### RECORDS PROVIDED
:::::

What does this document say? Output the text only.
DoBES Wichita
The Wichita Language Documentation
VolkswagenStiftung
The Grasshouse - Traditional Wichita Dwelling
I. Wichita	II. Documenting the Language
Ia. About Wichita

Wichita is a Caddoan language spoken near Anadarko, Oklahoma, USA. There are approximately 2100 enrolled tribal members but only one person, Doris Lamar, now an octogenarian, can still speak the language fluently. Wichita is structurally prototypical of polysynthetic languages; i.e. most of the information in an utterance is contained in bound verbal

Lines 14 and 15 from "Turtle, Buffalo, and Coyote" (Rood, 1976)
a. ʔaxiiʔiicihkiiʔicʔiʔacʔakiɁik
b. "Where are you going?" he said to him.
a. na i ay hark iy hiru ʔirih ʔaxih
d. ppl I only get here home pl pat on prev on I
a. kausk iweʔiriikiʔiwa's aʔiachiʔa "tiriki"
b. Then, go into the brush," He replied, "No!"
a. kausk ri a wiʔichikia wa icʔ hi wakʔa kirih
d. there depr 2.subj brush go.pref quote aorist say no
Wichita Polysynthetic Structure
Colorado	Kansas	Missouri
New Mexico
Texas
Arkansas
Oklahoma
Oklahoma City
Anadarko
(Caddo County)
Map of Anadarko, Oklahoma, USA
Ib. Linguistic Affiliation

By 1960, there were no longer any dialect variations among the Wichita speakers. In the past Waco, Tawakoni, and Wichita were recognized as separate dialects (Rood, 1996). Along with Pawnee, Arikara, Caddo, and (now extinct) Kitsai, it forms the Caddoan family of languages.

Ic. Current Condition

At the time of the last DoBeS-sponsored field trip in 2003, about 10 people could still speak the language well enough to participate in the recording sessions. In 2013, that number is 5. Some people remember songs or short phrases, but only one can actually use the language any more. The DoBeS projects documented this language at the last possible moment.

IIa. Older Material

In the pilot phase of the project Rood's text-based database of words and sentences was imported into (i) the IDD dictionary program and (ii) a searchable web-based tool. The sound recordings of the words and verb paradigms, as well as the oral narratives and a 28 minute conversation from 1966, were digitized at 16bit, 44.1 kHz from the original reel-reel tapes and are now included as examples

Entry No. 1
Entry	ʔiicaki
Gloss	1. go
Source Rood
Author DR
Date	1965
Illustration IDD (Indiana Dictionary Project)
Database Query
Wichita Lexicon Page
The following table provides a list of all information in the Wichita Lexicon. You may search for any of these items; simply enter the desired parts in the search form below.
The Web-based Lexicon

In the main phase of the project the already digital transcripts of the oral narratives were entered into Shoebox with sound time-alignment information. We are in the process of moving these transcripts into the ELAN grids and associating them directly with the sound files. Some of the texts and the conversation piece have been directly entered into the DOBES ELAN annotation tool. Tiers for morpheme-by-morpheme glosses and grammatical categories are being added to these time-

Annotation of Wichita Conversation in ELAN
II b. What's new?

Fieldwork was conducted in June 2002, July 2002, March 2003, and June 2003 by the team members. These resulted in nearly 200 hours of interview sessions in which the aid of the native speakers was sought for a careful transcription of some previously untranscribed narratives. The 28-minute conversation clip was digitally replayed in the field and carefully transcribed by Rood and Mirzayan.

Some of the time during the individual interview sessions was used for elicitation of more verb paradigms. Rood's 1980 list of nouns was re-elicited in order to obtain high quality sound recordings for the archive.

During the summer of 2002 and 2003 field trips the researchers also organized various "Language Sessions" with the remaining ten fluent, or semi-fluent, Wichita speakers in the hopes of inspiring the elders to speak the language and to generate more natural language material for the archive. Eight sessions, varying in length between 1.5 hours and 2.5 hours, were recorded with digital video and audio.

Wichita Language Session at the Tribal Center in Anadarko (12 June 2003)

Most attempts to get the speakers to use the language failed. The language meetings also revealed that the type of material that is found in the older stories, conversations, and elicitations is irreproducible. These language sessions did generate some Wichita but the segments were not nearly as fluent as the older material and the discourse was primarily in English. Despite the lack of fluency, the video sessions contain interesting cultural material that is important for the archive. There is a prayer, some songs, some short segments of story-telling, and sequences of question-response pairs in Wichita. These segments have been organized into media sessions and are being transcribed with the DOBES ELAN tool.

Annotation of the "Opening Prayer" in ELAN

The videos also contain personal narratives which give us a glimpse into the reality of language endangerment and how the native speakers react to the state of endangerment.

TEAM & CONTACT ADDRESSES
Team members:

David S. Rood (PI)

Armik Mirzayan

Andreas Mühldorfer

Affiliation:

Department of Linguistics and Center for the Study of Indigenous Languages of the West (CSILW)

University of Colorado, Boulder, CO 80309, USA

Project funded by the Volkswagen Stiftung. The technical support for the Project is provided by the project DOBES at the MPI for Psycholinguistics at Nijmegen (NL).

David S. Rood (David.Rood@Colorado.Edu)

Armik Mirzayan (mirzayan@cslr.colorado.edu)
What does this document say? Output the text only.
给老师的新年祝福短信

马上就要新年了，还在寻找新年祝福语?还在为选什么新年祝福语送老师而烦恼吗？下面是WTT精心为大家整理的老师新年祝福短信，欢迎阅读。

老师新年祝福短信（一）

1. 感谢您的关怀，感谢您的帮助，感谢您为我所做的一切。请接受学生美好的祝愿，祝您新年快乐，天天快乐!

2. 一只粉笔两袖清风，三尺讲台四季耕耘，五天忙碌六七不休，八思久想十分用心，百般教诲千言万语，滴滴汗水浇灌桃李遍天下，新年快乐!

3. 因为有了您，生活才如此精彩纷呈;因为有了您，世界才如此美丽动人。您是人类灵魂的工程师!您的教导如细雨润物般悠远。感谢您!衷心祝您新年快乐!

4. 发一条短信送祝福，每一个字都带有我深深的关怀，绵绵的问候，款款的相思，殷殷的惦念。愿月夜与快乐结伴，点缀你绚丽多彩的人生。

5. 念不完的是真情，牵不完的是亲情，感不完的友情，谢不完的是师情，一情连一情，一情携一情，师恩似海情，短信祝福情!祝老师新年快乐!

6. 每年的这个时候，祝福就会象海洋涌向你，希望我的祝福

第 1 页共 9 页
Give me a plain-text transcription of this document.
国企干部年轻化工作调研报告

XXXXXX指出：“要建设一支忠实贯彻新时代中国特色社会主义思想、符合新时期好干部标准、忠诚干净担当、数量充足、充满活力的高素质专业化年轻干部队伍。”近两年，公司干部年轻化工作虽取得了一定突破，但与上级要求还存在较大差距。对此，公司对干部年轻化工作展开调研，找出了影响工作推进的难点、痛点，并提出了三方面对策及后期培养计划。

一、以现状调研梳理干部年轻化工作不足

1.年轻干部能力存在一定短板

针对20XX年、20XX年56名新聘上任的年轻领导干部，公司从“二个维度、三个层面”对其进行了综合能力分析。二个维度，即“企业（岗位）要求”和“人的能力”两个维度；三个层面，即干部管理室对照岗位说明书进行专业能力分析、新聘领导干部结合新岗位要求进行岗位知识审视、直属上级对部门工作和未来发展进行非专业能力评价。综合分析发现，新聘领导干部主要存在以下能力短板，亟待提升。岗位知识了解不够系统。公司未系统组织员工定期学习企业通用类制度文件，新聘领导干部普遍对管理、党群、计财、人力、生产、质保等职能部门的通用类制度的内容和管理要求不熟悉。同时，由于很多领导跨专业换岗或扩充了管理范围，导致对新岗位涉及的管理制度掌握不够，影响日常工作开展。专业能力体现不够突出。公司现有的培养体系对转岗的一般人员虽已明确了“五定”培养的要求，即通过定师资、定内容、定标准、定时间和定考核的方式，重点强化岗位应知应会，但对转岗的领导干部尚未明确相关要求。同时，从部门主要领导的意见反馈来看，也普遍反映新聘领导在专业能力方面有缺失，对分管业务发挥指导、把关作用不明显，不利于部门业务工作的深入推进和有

:::::

### TASK GOAL
Output the lines above verbatim and in full.

### TASK SOLUTION
What does this document say? Output the text only.
DoBES Wichita
The Wichita Language Documentation
VolkswagenStiftung
The Grasshouse - Traditional Wichita Dwelling
I. Wichita	II. Documenting the Language
Ia. About Wichita

Wichita is a Caddoan language spoken near Anadarko, Oklahoma, USA. There are approximately 2100 enrolled tribal members but only one person, Doris Lamar, now an octogenarian, can still speak the language fluently. Wichita is structurally prototypical of polysynthetic languages; i.e. most of the information in an utterance is contained in bound verbal

Lines 14 and 15 from "Turtle, Buffalo, and Coyote" (Rood, 1976)
a. ʔaxiiʔiicihkiiʔicʔiʔacʔakiɁik
b. "Where are you going?" he said to him.
a. na i ay hark iy hiru ʔirih ʔaxih
d. ppl I only get here home pl pat on prev on I
a. kausk iweʔiriikiʔiwa's aʔiachiʔa "tiriki"
b. Then, go into the brush," He replied, "No!"
a. kausk ri a wiʔichikia wa icʔ hi wakʔa kirih
d. there depr 2.subj brush go.pref quote aorist say no
Wichita Polysynthetic Structure
Colorado	Kansas	Missouri
New Mexico
Texas
Arkansas
Oklahoma
Oklahoma City
Anadarko
(Caddo County)
Map of Anadarko, Oklahoma, USA
Ib. Linguistic Affiliation

By 1960, there were no longer any dialect variations among the Wichita speakers. In the past Waco, Tawakoni, and Wichita were recognized as separate dialects (Rood, 1996). Along with Pawnee, Arikara, Caddo, and (now extinct) Kitsai, it forms the Caddoan family of languages.

Ic. Current Condition

At the time of the last DoBeS-sponsored field trip in 2003, about 10 people could still speak the language well enough to participate in the recording sessions. In 2013, that number is 5. Some people remember songs or short phrases, but only one can actually use the language any more. The DoBeS projects documented this language at the last possible moment.

IIa. Older Material

In the pilot phase of the project Rood's text-based database of words and sentences was imported into (i) the IDD dictionary program and (ii) a searchable web-based tool. The sound recordings of the words and verb paradigms, as well as the oral narratives and a 28 minute conversation from 1966, were digitized at 16bit, 44.1 kHz from the original reel-reel tapes and are now included as examples

Entry No. 1
Entry	ʔiicaki
Gloss	1. go
Source Rood
Author DR
Date	1965
Illustration IDD (Indiana Dictionary Project)
Database Query
Wichita Lexicon Page
The following table provides a list of all information in the Wichita Lexicon. You may search for any of these items; simply enter the desired parts in the search form below.
The Web-based Lexicon

In the main phase of the project the already digital transcripts of the oral narratives were entered into Shoebox with sound time-alignment information. We are in the process of moving these transcripts into the ELAN grids and associating them directly with the sound files. Some of the texts and the conversation piece have been directly entered into the DOBES ELAN annotation tool. Tiers for morpheme-by-morpheme glosses and grammatical categories are being added to these time-

Annotation of Wichita Conversation in ELAN
II b. What's new?

Fieldwork was conducted in June 2002, July 2002, March 2003, and June 2003 by the team members. These resulted in nearly 200 hours of interview sessions in which the aid of the native speakers was sought for a careful transcription of some previously untranscribed narratives. The 28-minute conversation clip was digitally replayed in the field and carefully transcribed by Rood and Mirzayan.

Some of the time during the individual interview sessions was used for elicitation of more verb paradigms. Rood's 1980 list of nouns was re-elicited in order to obtain high quality sound recordings for the archive.

During the summer of 2002 and 2003 field trips the researchers also organized various "Language Sessions" with the remaining ten fluent, or semi-fluent, Wichita speakers in the hopes of inspiring the elders to speak the language and to generate more natural language material for the archive. Eight sessions, varying in length between 1.5 hours and 2.5 hours, were recorded with digital video and audio.

Wichita Language Session at the Tribal Center in Anadarko (12 June 2003)

Most attempts to get the speakers to use the language failed. The language meetings also revealed that the type of material that is found in the older stories, conversations, and elicitations is irreproducible. These language sessions did generate some Wichita but the segments were not nearly as fluent as the older material and the discourse was primarily in English. Despite the lack of fluency, the video sessions contain interesting cultural material that is important for the archive. There is a prayer, some songs, some short segments of story-telling, and sequences of question-response pairs in Wichita. These segments have been organized into media sessions and are being transcribed with the DOBES ELAN tool.

Annotation of the "Opening Prayer" in ELAN

The videos also contain personal narratives which give us a glimpse into the reality of language endangerment and how the native speakers react to the state of endangerment.

TEAM & CONTACT ADDRESSES
Team members:

David S. Rood (PI)

Armik Mirzayan

Andreas Mühldorfer

Affiliation:

Department of Linguistics and Center for the Study of Indigenous Languages of the West (CSILW)

University of Colorado, Boulder, CO 80309, USA

Project funded by the Volkswagen Stiftung. The technical support for the Project is provided by the project DOBES at the MPI for Psycholinguistics at Nijmegen (NL).

David S. Rood (David.Rood@Colorado.Edu)

Armik Mirzayan (mirzayan@cslr.colorado.edu)
What does this document say? Output the text only.
给老师的新年祝福短信

马上就要新年了，还在寻找新年祝福语?还在为选什么新年祝福语送老师而烦恼吗？下面是WTT精心为大家整理的老师新年祝福短信，欢迎阅读。

老师新年祝福短信（一）

1. 感谢您的关怀，感谢您的帮助，感谢您为我所做的一切。请接受学生美好的祝愿，祝您新年快乐，天天快乐!

2. 一只粉笔两袖清风，三尺讲台四季耕耘，五天忙碌六七不休，八思久想十分用心，百般教诲千言万语，滴滴汗水浇灌桃李遍天下，新年快乐!

3. 因为有了您，生活才如此精彩纷呈;因为有了您，世界才如此美丽动人。您是人类灵魂的工程师!您的教导如细雨润物般悠远。感谢您!衷心祝您新年快乐!

4. 发一条短信送祝福，每一个字都带有我深深的关怀，绵绵的问候，款款的相思，殷殷的惦念。愿月夜与快乐结伴，点缀你绚丽多彩的人生。

5. 念不完的是真情，牵不完的是亲情，感不完的友情，谢不完的是师情，一情连一情，一情携一情，师恩似海情，短信祝福情!祝老师新年快乐!

6. 每年的这个时候，祝福就会象海洋涌向你，希望我的祝福

第 1 页共 9 页
Give me a plain-text transcription of this document.
国企干部年轻化工作调研报告

XXXXXX指出：“要建设一支忠实贯彻新时代中国特色社会主义思想、符合新时期好干部标准、忠诚干净担当、数量充足、充满活力的高素质专业化年轻干部队伍。”近两年，公司干部年轻化工作虽取得了一定突破，但与上级要求还存在较大差距。对此，公司对干部年轻化工作展开调研，找出了影响工作推进的难点、痛点，并提出了三方面对策及后期培养计划。

一、以现状调研梳理干部年轻化工作不足

1.年轻干部能力存在一定短板

针对20XX年、20XX年56名新聘上任的年轻领导干部，公司从“二个维度、三个层面”对其进行了综合能力分析。二个维度，即“企业（岗位）要求”和“人的能力”两个维度；三个层面，即干部管理室对照岗位说明书进行专业能力分析、新聘领导干部结合新岗位要求进行岗位知识审视、直属上级对部门工作和未来发展进行非专业能力评价。综合分析发现，新聘领导干部主要存在以下能力短板，亟待提升。岗位知识了解不够系统。公司未系统组织员工定期学习企业通用类制度文件，新聘领导干部普遍对管理、党群、计财、人力、生产、质保等职能部门的通用类制度的内容和管理要求不熟悉。同时，由于很多领导跨专业换岗或扩充了管理范围，导致对新岗位涉及的管理制度掌握不够，影响日常工作开展。专业能力体现不够突出。公司现有的培养体系对转岗的一般人员虽已明确了“五定”培养的要求，即通过定师资、定内容、定标准、定时间和定考核的方式，重点强化岗位应知应会，但对转岗的领导干部尚未明确相关要求。同时，从部门主要领导的意见反馈来看，也普遍反映新聘领导在专业能力方面有缺失，对分管业务发挥指导、把关作用不明显，不利于部门业务工作的深入推进和有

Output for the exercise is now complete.